- ЗАДАНИЕ 1:
Оформи в виде нумерованного списка строки разметки элементов, начиная со строки с «question-8-line4: 合要求? <box>636» и заканчивая строкой с «svg-text:A: A <box>888 938 896 951</box>» включительно. Пустые строки пропусти.

- ОТРЫВОК ДЛЯ ЧТЕНИЯ:
• • • • • • •
«Нужно придумать цель в жизни. Придумать идею. Или иметь в своей душе».
И дальше:
«Цель жизни — найти призвание».
Его заветной целью, его идеей, его «призванием» стала литература.
В декабре восемнадцатого года он зашел ко мне, приехав на несколько дней с фронта, из Красной Армии. В коротенькой куртке, переделанной им самим из офицерской шинели, в валенках…
Я сидела перед топящейся печкой — в крошечной моей «гостиной» на Зеленой улице, дом 9.
Он стоял, прислонившись к печке.
Я спросила его:
— Что же для вас самое главное в жизни?
И была уверена, что услышу: «Конечно же, вы!»
Но он сказал очень серьезно и убежденно:
— Конечно же, моя литература…
И это была правда. Правда всей его жизни, потому что не было у него ничего «главнее» его литературы, которой он отдал всего себя без остатка.
Как ни странно (а впрочем, может быть, вовсе не странно), в гимназии его сочинения оценивались очень низко и на выпускном экзамене в восьмом классе он получил двойку за сочинение о «Дворянском гнезде» и Лизе Калитиной. Он никогда не мог писать по «трафарету», так, как требовалось, высказывать «общеизвестные истины» — он всегда искал новых, своих, непроторенных путей.
• • • • • • •
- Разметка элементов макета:
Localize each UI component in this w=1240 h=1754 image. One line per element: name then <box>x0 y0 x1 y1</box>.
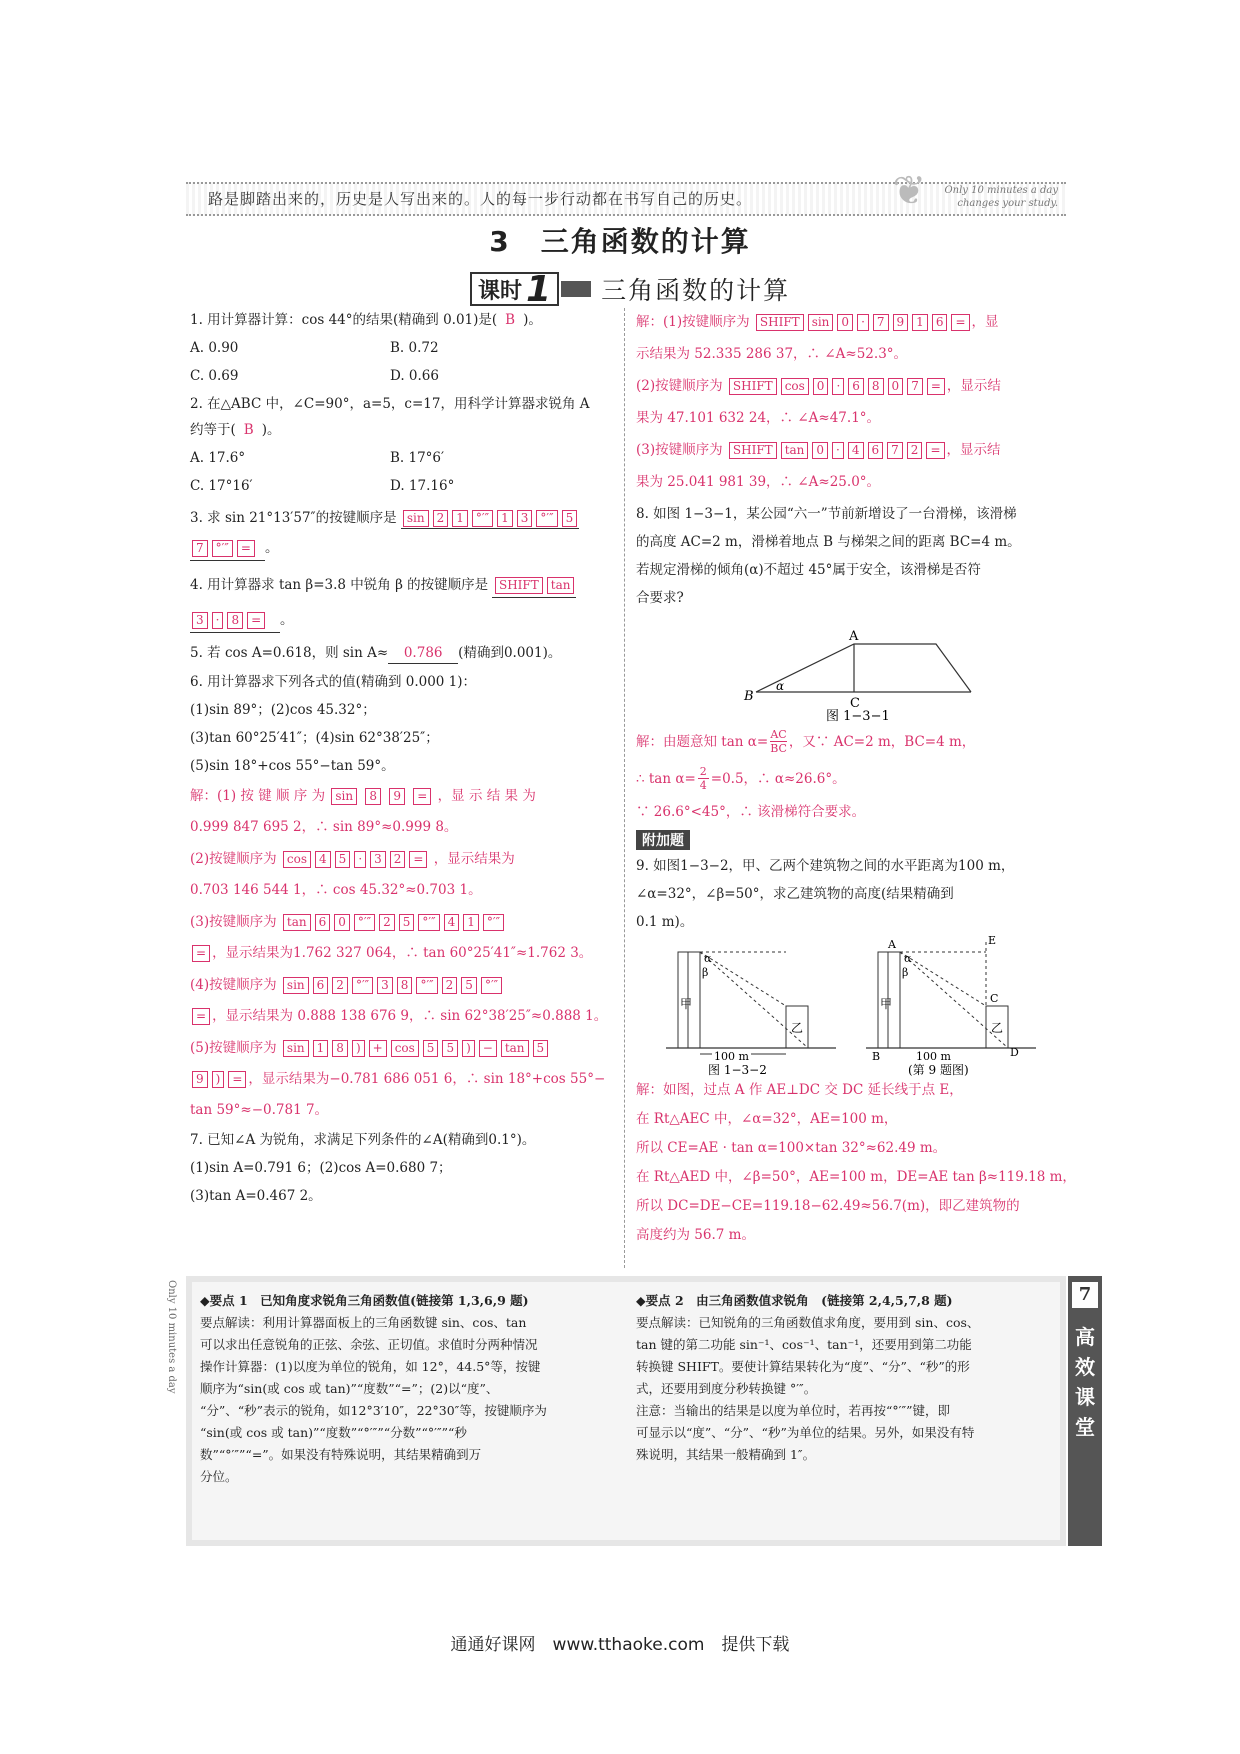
question-8-line4: 合要求? <box>636 590 684 606</box>
q6-item-2: (3)tan 60°25′41″；(4)sin 62°38′25″； <box>190 730 439 746</box>
question-4-cont: 3 · 8 = 。 <box>190 610 615 633</box>
svg-text:B: B <box>872 1050 881 1063</box>
svg-text:E: E <box>988 936 997 947</box>
svg-text:乙: 乙 <box>991 1021 1004 1035</box>
solution-8-line3: ∵ 26.6°<45°，∴ 该滑梯符合要求。 <box>636 804 866 820</box>
svg-text:A: A <box>888 938 896 951</box>
solution-9-line5: 所以 DC=DE−CE=119.18−62.49≈56.7(m)，即乙建筑物的 <box>636 1198 1020 1214</box>
column-divider <box>624 308 625 1268</box>
solution-7-3: (3)按键顺序为 SHIFT tan 0 · 4 6 7 2 = ，显示结 <box>636 442 1001 458</box>
motto-strip <box>186 168 1066 216</box>
svg-text:甲: 甲 <box>880 997 893 1011</box>
question-5: 5. 若 cos A=0.618，则 sin A≈ 0.786 (精确到0.001)。 <box>190 643 615 664</box>
solution-6-1-result: 0.999 847 695 2，∴ sin 89°≈0.999 8。 <box>190 819 458 835</box>
question-3-cont: 7 °′″ = 。 <box>190 538 615 561</box>
tip-2: ◆要点 2 由三角函数值求锐角 (链接第 2,4,5,7,8 题) 要点解读：已知锐角的三角函数值求角度，要用到 sin、cos、 tan 键的第二功能 sin⁻¹、cos⁻¹、tan⁻¹，还要用到第二功能 转换键 SHIFT。要使计算结果转化为“度”、“分”、“秒”的形 式，还要用到度分秒转换键 °′″。 注意：当输出的结果是以度为单位时，若再按“°′″”键，即 可显示以“度”、“分”、“秒”为单位的结果。另外，如果没有特 殊说明，其结果一般精确到 1″。 <box>636 1290 1056 1466</box>
page-number: 7 <box>1072 1282 1098 1308</box>
tips-panel <box>186 1276 1066 1546</box>
solution-6-5: (5)按键顺序为 sin 1 8 ) + cos 5 5 ) − tan 5 <box>190 1038 615 1058</box>
solution-7-1-result: 示结果为 52.335 286 37，∴ ∠A≈52.3°。 <box>636 346 908 362</box>
lesson-tag: 课时 1 <box>470 272 559 306</box>
question-8-line1: 8. 如图 1−3−1，某公园“六一”节前新增设了一台滑梯，该滑梯 <box>636 506 1017 522</box>
question-3: 3. 求 sin 21°13′57″的按键顺序是 sin 2 1 °′″ 1 3 °′″ 5 <box>190 508 615 528</box>
lesson-header <box>470 268 791 310</box>
fig3-caption: (第 9 题图) <box>908 1063 969 1076</box>
extra-tag: 附加题 <box>636 830 1066 850</box>
q6-item-3: (5)sin 18°+cos 55°−tan 59°。 <box>190 758 395 774</box>
tip-1-title: ◆要点 1 已知角度求锐角三角函数值(链接第 1,3,6,9 题) <box>200 1293 529 1308</box>
solution-7-3-result: 果为 25.041 981 39，∴ ∠A≈25.0°。 <box>636 474 881 490</box>
tip-2-title: ◆要点 2 由三角函数值求锐角 (链接第 2,4,5,7,8 题) <box>636 1293 953 1308</box>
svg-text:A: A <box>849 629 859 644</box>
fig2-caption: 图 1−3−2 <box>708 1063 767 1076</box>
solution-6-1: 解：(1) 按 键 顺 序 为 sin 8 9 = ，显 示 结 果 为 <box>190 788 536 804</box>
tip-1: ◆要点 1 已知角度求锐角三角函数值(链接第 1,3,6,9 题) 要点解读：利用计算器面板上的三角函数键 sin、cos、tan 可以求出任意锐角的正弦、余弦、正切值。求值时分两种情况 操作计算器：(1)以度为单位的锐角，如 12°，44.5°等，按键 顺序为“sin(或 cos 或 tan)”“度数”“=”；(2)以“度”、 “分”、“秒”表示的锐角，如12°3′10″，22°30″等，按键顺序为 “sin(或 cos 或 tan)”“度数”“°′″”“分数”“°′″”“秒 数”“°′″”“=”。如果没有特殊说明，其结果精确到万 分位。 <box>200 1290 620 1488</box>
solution-6-2-result: 0.703 146 544 1，∴ cos 45.32°≈0.703 1。 <box>190 882 482 898</box>
solution-6-4: (4)按键顺序为 sin 6 2 °′″ 3 8 °′″ 2 5 °′″ <box>190 975 615 995</box>
solution-6-3: (3)按键顺序为 tan 6 0 °′″ 2 5 °′″ 4 1 °′″ <box>190 912 615 932</box>
left-column <box>190 310 615 1206</box>
svg-text:甲: 甲 <box>680 997 693 1011</box>
solution-9-line4: 在 Rt△AED 中，∠β=50°，AE=100 m，DE=AE tan β≈119.18 m， <box>636 1169 1076 1185</box>
question-9-line3: 0.1 m)。 <box>636 914 694 930</box>
solution-8-line1: 解：由题意知 tan α= $\frac{AC}{BC}$ ，又∵ AC=2 m，BC=4 m， <box>636 728 976 755</box>
section-title: 3 三角函数的计算 <box>489 225 751 258</box>
right-column <box>636 312 1076 1245</box>
svg-text:100 m: 100 m <box>916 1050 951 1063</box>
svg-text:α: α <box>704 952 712 965</box>
q7-item-2: (3)tan A=0.467 2。 <box>190 1188 322 1204</box>
solution-9-line1: 解：如图，过点 A 作 AE⊥DC 交 DC 延长线于点 E， <box>636 1082 963 1098</box>
page-side-tab <box>1068 1276 1102 1546</box>
solution-7-2: (2)按键顺序为 SHIFT cos 0 · 6 8 0 7 = ，显示结 <box>636 378 1001 394</box>
solution-9-line6: 高度约为 56.7 m。 <box>636 1227 755 1243</box>
svg-text:D: D <box>1010 1046 1019 1059</box>
motto-english: Only 10 minutes a day changes your study. <box>944 185 1058 209</box>
question-4: 4. 用计算器求 tan β=3.8 中锐角 β 的按键顺序是 SHIFT tan <box>190 575 615 598</box>
q7-item-1: (1)sin A=0.791 6；(2)cos A=0.680 7； <box>190 1160 452 1176</box>
solution-9-line2: 在 Rt△AEC 中，∠α=32°，AE=100 m， <box>636 1111 898 1127</box>
solution-6-4-result: = ，显示结果为 0.888 138 676 9，∴ sin 62°38′25″≈0.888 1。 <box>190 1006 615 1026</box>
solution-6-5-cont: 9 ) = ，显示结果为−0.781 686 051 6，∴ sin 18°+cos 55°− <box>190 1069 615 1089</box>
motto-text: 路是脚踏出来的，历史是人写出来的。人的每一步行动都在书写自己的历史。 <box>208 190 753 208</box>
side-label: 高 效 课 堂 <box>1075 1325 1095 1439</box>
svg-text:B: B <box>744 689 754 704</box>
question-9-line1: 9. 如图1−3−2，甲、乙两个建筑物之间的水平距离为100 m， <box>636 858 1015 874</box>
solution-6-3-result: = ，显示结果为1.762 327 064，∴ tan 60°25′41″≈1.762 3。 <box>190 943 615 963</box>
svg-text:乙: 乙 <box>791 1021 804 1035</box>
question-8-line2: 的高度 AC=2 m，滑梯着地点 B 与梯架之间的距离 BC=4 m。 <box>636 534 1021 550</box>
solution-8-line2: ∴ tan α= $\frac{2}{4}$ =0.5，∴ α≈26.6°。 <box>636 765 846 792</box>
footer-credit: 通通好课网 www.tthaoke.com 提供下载 <box>450 1635 790 1655</box>
solution-6-5-result: tan 59°≈−0.781 7。 <box>190 1102 329 1118</box>
question-1: 1. 用计算器计算：cos 44°的结果(精确到 0.01)是( B )。 <box>190 312 542 328</box>
svg-text:α: α <box>776 679 785 693</box>
q2-options-row2: C. 17°16′ D. 17.16° <box>190 478 455 494</box>
fig1-caption: 图 1−3−1 <box>826 709 890 722</box>
question-2: 2. 在△ABC 中，∠C=90°，a=5，c=17，用科学计算器求锐角 A <box>190 396 590 412</box>
q6-item-1: (1)sin 89°；(2)cos 45.32°； <box>190 702 376 718</box>
svg-text:C: C <box>990 992 999 1005</box>
svg-text:C: C <box>850 696 860 711</box>
solution-9-line3: 所以 CE=AE · tan α=100×tan 32°≈62.49 m。 <box>636 1140 947 1156</box>
q1-options-row1: A. 0.90 B. 0.72 <box>190 340 439 356</box>
svg-text:β: β <box>702 966 709 979</box>
leaf-icon: ❦ <box>892 168 926 214</box>
figure-buildings <box>636 936 1066 1076</box>
figure-slide <box>636 612 1066 722</box>
lesson-bar <box>561 281 591 297</box>
solution-6-2: (2)按键顺序为 cos 4 5 · 3 2 = ，显示结果为 <box>190 851 515 867</box>
q1-options-row2: C. 0.69 D. 0.66 <box>190 368 439 384</box>
vertical-slogan: Only 10 minutes a day <box>166 1280 177 1394</box>
question-9-line2: ∠α=32°，∠β=50°，求乙建筑物的高度(结果精确到 <box>636 886 954 902</box>
question-6: 6. 用计算器求下列各式的值(精确到 0.000 1)： <box>190 674 477 690</box>
svg-text:100 m: 100 m <box>714 1050 749 1063</box>
question-7: 7. 已知∠A 为锐角，求满足下列条件的∠A(精确到0.1°)。 <box>190 1132 536 1148</box>
lesson-name: 三角函数的计算 <box>601 276 791 305</box>
svg-text:β: β <box>902 966 909 979</box>
question-2-cont: 约等于( B )。 <box>190 422 281 438</box>
solution-7-1: 解：(1)按键顺序为 SHIFT sin 0 · 7 9 1 6 = ，显 <box>636 314 999 330</box>
q2-options-row1: A. 17.6° B. 17°6′ <box>190 450 445 466</box>
svg-text:α: α <box>904 952 912 965</box>
solution-7-2-result: 果为 47.101 632 24，∴ ∠A≈47.1°。 <box>636 410 881 426</box>
question-8-line3: 若规定滑梯的倾角(α)不超过 45°属于安全，该滑梯是否符 <box>636 562 981 578</box>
• • • • • • •
- ЗАДАНИЕ 2:
За какое сочинение он получил двойку на выпускном экзамене, судя по отрывку?

- ОТВЕТ 1:
1. question-8-line4: 合要求? <box>636 590 684 606</box>
2. q6-item-2: (3)tan 60°25′41″；(4)sin 62°38′25″； <box>190 730 439 746</box>
3. question-4-cont: 3 · 8 = 。 <box>190 610 615 633</box>
4. svg-text:B: B <box>872 1050 881 1063</box>
5. svg-text:E: E <box>988 936 997 947</box>
6. svg-text:乙: 乙 <box>991 1021 1004 1035</box>
7. solution-8-line3: ∵ 26.6°<45°，∴ 该滑梯符合要求。 <box>636 804 866 820</box>
8. svg-text:A: A <box>888 938 896 951</box>

- ОТВЕТ 2:
За сочинение о «Дворянском гнезде» и Лизе Калитиной.